Written problem
Repeat every line of the data exactly, but not the pictures.
--- start Data for this task ---
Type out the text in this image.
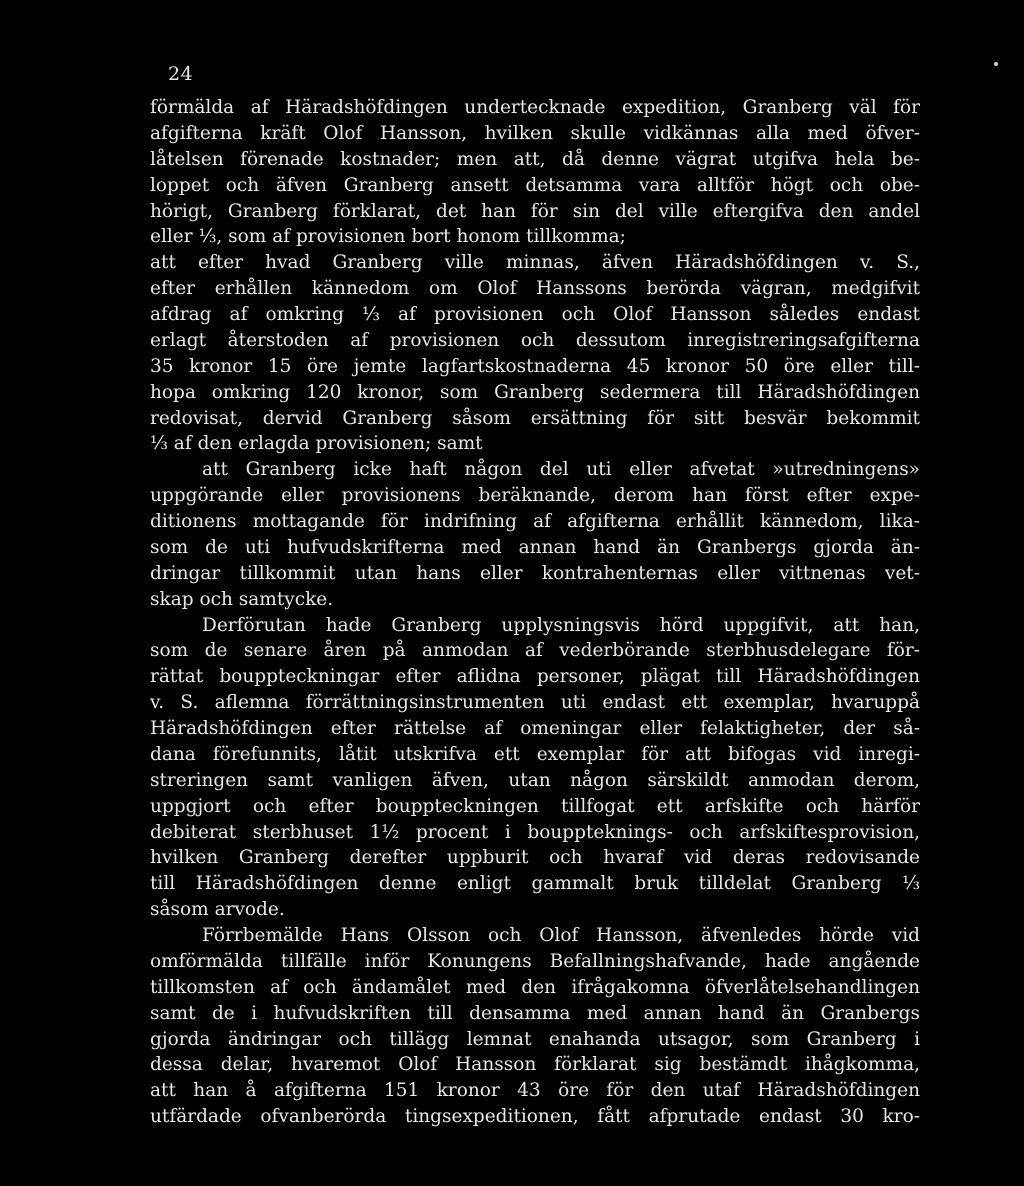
24
förmälda af Häradshöfdingen undertecknade expedition, Granberg väl för
afgifterna kräft Olof Hansson, hvilken skulle vidkännas alla med öfver-
låtelsen förenade kostnader; men att, då denne vägrat utgifva hela be-
loppet och äfven Granberg ansett detsamma vara alltför högt och obe-
hörigt, Granberg förklarat, det han för sin del ville eftergifva den andel
eller ⅓, som af provisionen bort honom tillkomma;
att efter hvad Granberg ville minnas, äfven Häradshöfdingen v. S.,
efter erhållen kännedom om Olof Hanssons berörda vägran, medgifvit
afdrag af omkring ⅓ af provisionen och Olof Hansson således endast
erlagt återstoden af provisionen och dessutom inregistreringsafgifterna
35 kronor 15 öre jemte lagfartskostnaderna 45 kronor 50 öre eller till-
hopa omkring 120 kronor, som Granberg sedermera till Häradshöfdingen
redovisat, dervid Granberg såsom ersättning för sitt besvär bekommit
⅓ af den erlagda provisionen; samt
att Granberg icke haft någon del uti eller afvetat »utredningens»
uppgörande eller provisionens beräknande, derom han först efter expe-
ditionens mottagande för indrifning af afgifterna erhållit kännedom, lika-
som de uti hufvudskrifterna med annan hand än Granbergs gjorda än-
dringar tillkommit utan hans eller kontrahenternas eller vittnenas vet-
skap och samtycke.
Derförutan hade Granberg upplysningsvis hörd uppgifvit, att han,
som de senare åren på anmodan af vederbörande sterbhusdelegare för-
rättat bouppteckningar efter aflidna personer, plägat till Häradshöfdingen
v. S. aflemna förrättningsinstrumenten uti endast ett exemplar, hvaruppå
Häradshöfdingen efter rättelse af omeningar eller felaktigheter, der så-
dana förefunnits, låtit utskrifva ett exemplar för att bifogas vid inregi-
streringen samt vanligen äfven, utan någon särskildt anmodan derom,
uppgjort och efter bouppteckningen tillfogat ett arfskifte och härför
debiterat sterbhuset 1½ procent i bouppteknings- och arfskiftesprovision,
hvilken Granberg derefter uppburit och hvaraf vid deras redovisande
till Häradshöfdingen denne enligt gammalt bruk tilldelat Granberg ⅓
såsom arvode.
Förrbemälde Hans Olsson och Olof Hansson, äfvenledes hörde vid
omförmälda tillfälle inför Konungens Befallningshafvande, hade angående
tillkomsten af och ändamålet med den ifrågakomna öfverlåtelsehandlingen
samt de i hufvudskriften till densamma med annan hand än Granbergs
gjorda ändringar och tillägg lemnat enahanda utsagor, som Granberg i
dessa delar, hvaremot Olof Hansson förklarat sig bestämdt ihågkomma,
att han å afgifterna 151 kronor 43 öre för den utaf Häradshöfdingen
utfärdade ofvanberörda tingsexpeditionen, fått afprutade endast 30 kro-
--- end Data for this task ---
Solution
Type out the text in this image.
24
förmälda af Häradshöfdingen undertecknade expedition, Granberg väl för
afgifterna kräft Olof Hansson, hvilken skulle vidkännas alla med öfver-
låtelsen förenade kostnader; men att, då denne vägrat utgifva hela be-
loppet och äfven Granberg ansett detsamma vara alltför högt och obe-
hörigt, Granberg förklarat, det han för sin del ville eftergifva den andel
eller ⅓, som af provisionen bort honom tillkomma;
att efter hvad Granberg ville minnas, äfven Häradshöfdingen v. S.,
efter erhållen kännedom om Olof Hanssons berörda vägran, medgifvit
afdrag af omkring ⅓ af provisionen och Olof Hansson således endast
erlagt återstoden af provisionen och dessutom inregistreringsafgifterna
35 kronor 15 öre jemte lagfartskostnaderna 45 kronor 50 öre eller till-
hopa omkring 120 kronor, som Granberg sedermera till Häradshöfdingen
redovisat, dervid Granberg såsom ersättning för sitt besvär bekommit
⅓ af den erlagda provisionen; samt
att Granberg icke haft någon del uti eller afvetat »utredningens»
uppgörande eller provisionens beräknande, derom han först efter expe-
ditionens mottagande för indrifning af afgifterna erhållit kännedom, lika-
som de uti hufvudskrifterna med annan hand än Granbergs gjorda än-
dringar tillkommit utan hans eller kontrahenternas eller vittnenas vet-
skap och samtycke.
Derförutan hade Granberg upplysningsvis hörd uppgifvit, att han,
som de senare åren på anmodan af vederbörande sterbhusdelegare för-
rättat bouppteckningar efter aflidna personer, plägat till Häradshöfdingen
v. S. aflemna förrättningsinstrumenten uti endast ett exemplar, hvaruppå
Häradshöfdingen efter rättelse af omeningar eller felaktigheter, der så-
dana förefunnits, låtit utskrifva ett exemplar för att bifogas vid inregi-
streringen samt vanligen äfven, utan någon särskildt anmodan derom,
uppgjort och efter bouppteckningen tillfogat ett arfskifte och härför
debiterat sterbhuset 1½ procent i bouppteknings- och arfskiftesprovision,
hvilken Granberg derefter uppburit och hvaraf vid deras redovisande
till Häradshöfdingen denne enligt gammalt bruk tilldelat Granberg ⅓
såsom arvode.
Förrbemälde Hans Olsson och Olof Hansson, äfvenledes hörde vid
omförmälda tillfälle inför Konungens Befallningshafvande, hade angående
tillkomsten af och ändamålet med den ifrågakomna öfverlåtelsehandlingen
samt de i hufvudskriften till densamma med annan hand än Granbergs
gjorda ändringar och tillägg lemnat enahanda utsagor, som Granberg i
dessa delar, hvaremot Olof Hansson förklarat sig bestämdt ihågkomma,
att han å afgifterna 151 kronor 43 öre för den utaf Häradshöfdingen
utfärdade ofvanberörda tingsexpeditionen, fått afprutade endast 30 kro-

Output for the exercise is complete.